-- start of Records for the exercise --

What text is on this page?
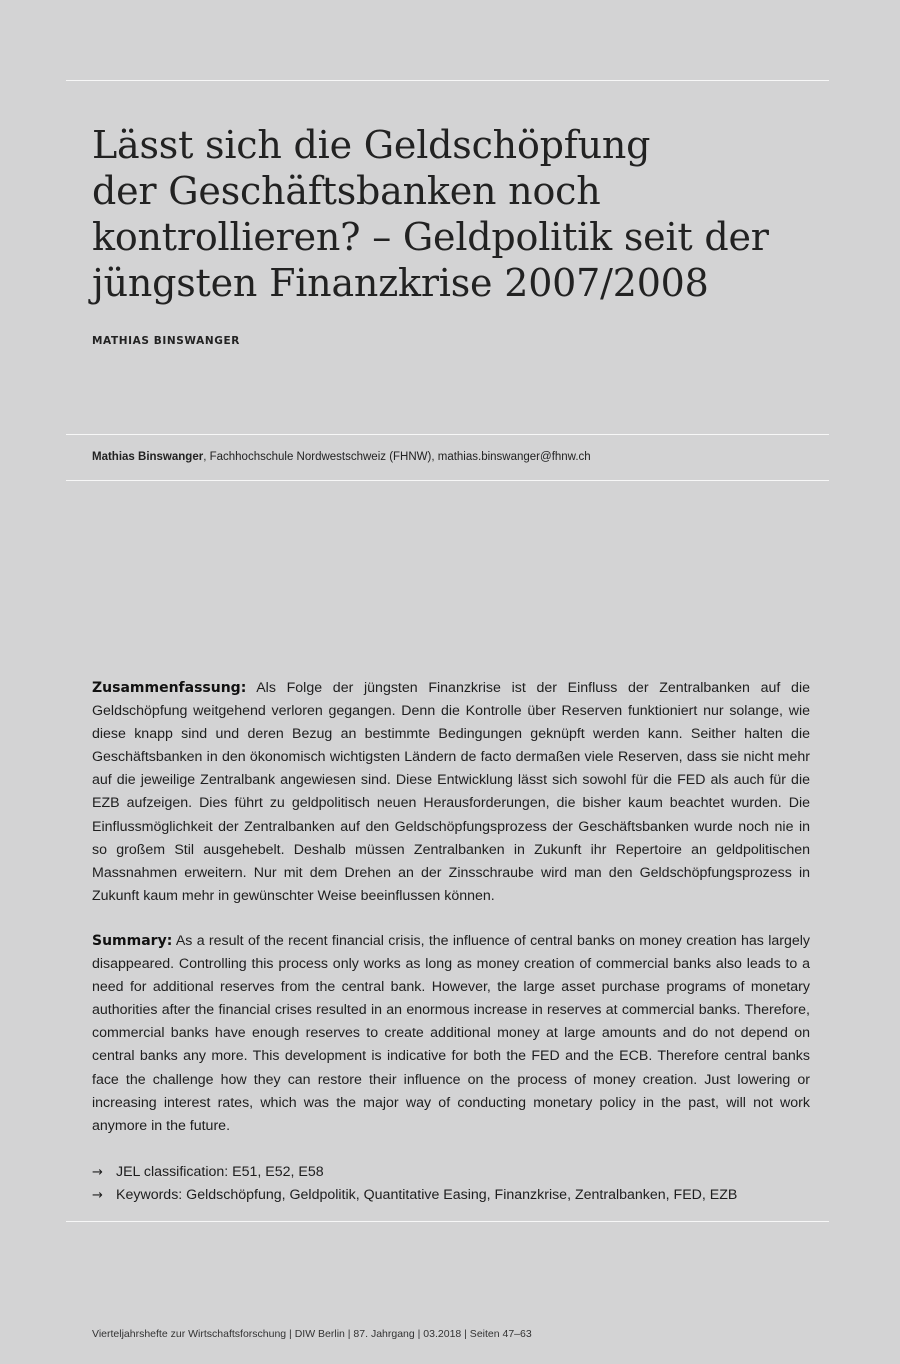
Lässt sich die Geldschöpfung
der Geschäftsbanken noch
kontrollieren? – Geldpolitik seit der
jüngsten Finanzkrise 2007/2008
MATHIAS BINSWANGER
Mathias Binswanger, Fachhochschule Nordwestschweiz (FHNW), mathias.binswanger@fhnw.ch

Zusammenfassung: Als Folge der jüngsten Finanzkrise ist der Einfluss der Zentralbanken auf die Geldschöpfung weitgehend verloren gegangen. Denn die Kontrolle über Reserven funktioniert nur solange, wie diese knapp sind und deren Bezug an bestimmte Bedingungen geknüpft werden kann. Seither halten die Geschäftsbanken in den ökonomisch wichtigsten Ländern de facto dermaßen viele Reserven, dass sie nicht mehr auf die jeweilige Zentralbank angewiesen sind. Diese Entwicklung lässt sich sowohl für die FED als auch für die EZB aufzeigen. Dies führt zu geldpolitisch neuen Herausforderungen, die bisher kaum beachtet wurden. Die Einflussmöglichkeit der Zentralbanken auf den Geldschöpfungsprozess der Geschäftsbanken wurde noch nie in so großem Stil ausgehebelt. Deshalb müssen Zentralbanken in Zukunft ihr Repertoire an geldpolitischen Massnahmen erweitern. Nur mit dem Drehen an der Zinsschraube wird man den Geldschöpfungsprozess in Zukunft kaum mehr in gewünschter Weise beeinflussen können.

Summary: As a result of the recent financial crisis, the influence of central banks on money creation has largely disappeared. Controlling this process only works as long as money creation of commercial banks also leads to a need for additional reserves from the central bank. However, the large asset purchase programs of monetary authorities after the financial crises resulted in an enormous increase in reserves at commercial banks. Therefore, commercial banks have enough reserves to create additional money at large amounts and do not depend on central banks any more. This development is indicative for both the FED and the ECB. Therefore central banks face the challenge how they can restore their influence on the process of money creation. Just lowering or increasing interest rates, which was the major way of conducting monetary policy in the past, will not work anymore in the future.

→ JEL classification: E51, E52, E58
→ Keywords: Geldschöpfung, Geldpolitik, Quantitative Easing, Finanzkrise, Zentralbanken, FED, EZB
Vierteljahrshefte zur Wirtschaftsforschung | DIW Berlin | 87. Jahrgang | 03.2018 | Seiten 47–63
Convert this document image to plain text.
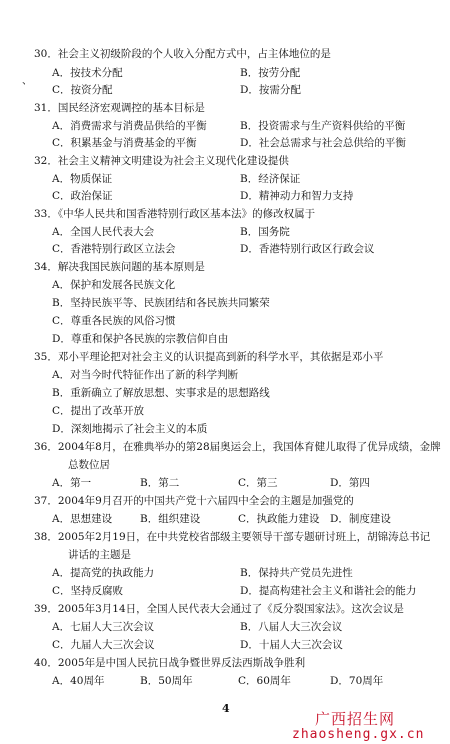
、
30．社会主义初级阶段的个人收入分配方式中，占主体地位的是
A．按技术分配	B．按劳分配
C．按资分配	D．按需分配
31．国民经济宏观调控的基本目标是
A．消费需求与消费品供给的平衡	B．投资需求与生产资料供给的平衡
C．积累基金与消费基金的平衡	D．社会总需求与社会总供给的平衡
32．社会主义精神文明建设为社会主义现代化建设提供
A．物质保证	B．经济保证
C．政治保证	D．精神动力和智力支持
33．《中华人民共和国香港特别行政区基本法》的修改权属于
A．全国人民代表大会	B．国务院
C．香港特别行政区立法会	D．香港特别行政区行政会议
34．解决我国民族问题的基本原则是
A．保护和发展各民族文化
B．坚持民族平等、民族团结和各民族共同繁荣
C．尊重各民族的风俗习惯
D．尊重和保护各民族的宗教信仰自由
35．邓小平理论把对社会主义的认识提高到新的科学水平，其依据是邓小平
A．对当今时代特征作出了新的科学判断
B．重新确立了解放思想、实事求是的思想路线
C．提出了改革开放
D．深刻地揭示了社会主义的本质
36．2004年8月，在雅典举办的第28届奥运会上，我国体育健儿取得了优异成绩，金牌
总数位居
A．第一	B．第二	C．第三	D．第四
37．2004年9月召开的中国共产党十六届四中全会的主题是加强党的
A．思想建设	B．组织建设	C．执政能力建设 D．制度建设
38．2005年2月19日，在中共党校省部级主要领导干部专题研讨班上，胡锦涛总书记
讲话的主题是
A．提高党的执政能力	B．保持共产党员先进性
C．坚持反腐败	D．提高构建社会主义和谐社会的能力
39．2005年3月14日，全国人民代表大会通过了《反分裂国家法》。这次会议是
A．七届人大三次会议	B．八届人大三次会议
C．九届人大三次会议	D．十届人大三次会议
40．2005年是中国人民抗日战争暨世界反法西斯战争胜利
A．40周年	B．50周年	C．60周年	D．70周年
4
广西招生网
zhaosheng.gx.cn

-- end of Records for the exercise --

* Written instruction
Quote the records above exactly, leaving out any pictures.

* Solution to this exercise
What text is on this page?
Lässt sich die Geldschöpfung
der Geschäftsbanken noch
kontrollieren? – Geldpolitik seit der
jüngsten Finanzkrise 2007/2008
MATHIAS BINSWANGER
Mathias Binswanger, Fachhochschule Nordwestschweiz (FHNW), mathias.binswanger@fhnw.ch

Zusammenfassung: Als Folge der jüngsten Finanzkrise ist der Einfluss der Zentralbanken auf die Geldschöpfung weitgehend verloren gegangen. Denn die Kontrolle über Reserven funktioniert nur solange, wie diese knapp sind und deren Bezug an bestimmte Bedingungen geknüpft werden kann. Seither halten die Geschäftsbanken in den ökonomisch wichtigsten Ländern de facto dermaßen viele Reserven, dass sie nicht mehr auf die jeweilige Zentralbank angewiesen sind. Diese Entwicklung lässt sich sowohl für die FED als auch für die EZB aufzeigen. Dies führt zu geldpolitisch neuen Herausforderungen, die bisher kaum beachtet wurden. Die Einflussmöglichkeit der Zentralbanken auf den Geldschöpfungsprozess der Geschäftsbanken wurde noch nie in so großem Stil ausgehebelt. Deshalb müssen Zentralbanken in Zukunft ihr Repertoire an geldpolitischen Massnahmen erweitern. Nur mit dem Drehen an der Zinsschraube wird man den Geldschöpfungsprozess in Zukunft kaum mehr in gewünschter Weise beeinflussen können.

Summary: As a result of the recent financial crisis, the influence of central banks on money creation has largely disappeared. Controlling this process only works as long as money creation of commercial banks also leads to a need for additional reserves from the central bank. However, the large asset purchase programs of monetary authorities after the financial crises resulted in an enormous increase in reserves at commercial banks. Therefore, commercial banks have enough reserves to create additional money at large amounts and do not depend on central banks any more. This development is indicative for both the FED and the ECB. Therefore central banks face the challenge how they can restore their influence on the process of money creation. Just lowering or increasing interest rates, which was the major way of conducting monetary policy in the past, will not work anymore in the future.

→ JEL classification: E51, E52, E58
→ Keywords: Geldschöpfung, Geldpolitik, Quantitative Easing, Finanzkrise, Zentralbanken, FED, EZB
Vierteljahrshefte zur Wirtschaftsforschung | DIW Berlin | 87. Jahrgang | 03.2018 | Seiten 47–63
Convert this document image to plain text.
、
30．社会主义初级阶段的个人收入分配方式中，占主体地位的是
A．按技术分配	B．按劳分配
C．按资分配	D．按需分配
31．国民经济宏观调控的基本目标是
A．消费需求与消费品供给的平衡	B．投资需求与生产资料供给的平衡
C．积累基金与消费基金的平衡	D．社会总需求与社会总供给的平衡
32．社会主义精神文明建设为社会主义现代化建设提供
A．物质保证	B．经济保证
C．政治保证	D．精神动力和智力支持
33．《中华人民共和国香港特别行政区基本法》的修改权属于
A．全国人民代表大会	B．国务院
C．香港特别行政区立法会	D．香港特别行政区行政会议
34．解决我国民族问题的基本原则是
A．保护和发展各民族文化
B．坚持民族平等、民族团结和各民族共同繁荣
C．尊重各民族的风俗习惯
D．尊重和保护各民族的宗教信仰自由
35．邓小平理论把对社会主义的认识提高到新的科学水平，其依据是邓小平
A．对当今时代特征作出了新的科学判断
B．重新确立了解放思想、实事求是的思想路线
C．提出了改革开放
D．深刻地揭示了社会主义的本质
36．2004年8月，在雅典举办的第28届奥运会上，我国体育健儿取得了优异成绩，金牌
总数位居
A．第一	B．第二	C．第三	D．第四
37．2004年9月召开的中国共产党十六届四中全会的主题是加强党的
A．思想建设	B．组织建设	C．执政能力建设 D．制度建设
38．2005年2月19日，在中共党校省部级主要领导干部专题研讨班上，胡锦涛总书记
讲话的主题是
A．提高党的执政能力	B．保持共产党员先进性
C．坚持反腐败	D．提高构建社会主义和谐社会的能力
39．2005年3月14日，全国人民代表大会通过了《反分裂国家法》。这次会议是
A．七届人大三次会议	B．八届人大三次会议
C．九届人大三次会议	D．十届人大三次会议
40．2005年是中国人民抗日战争暨世界反法西斯战争胜利
A．40周年	B．50周年	C．60周年	D．70周年
4
广西招生网
zhaosheng.gx.cn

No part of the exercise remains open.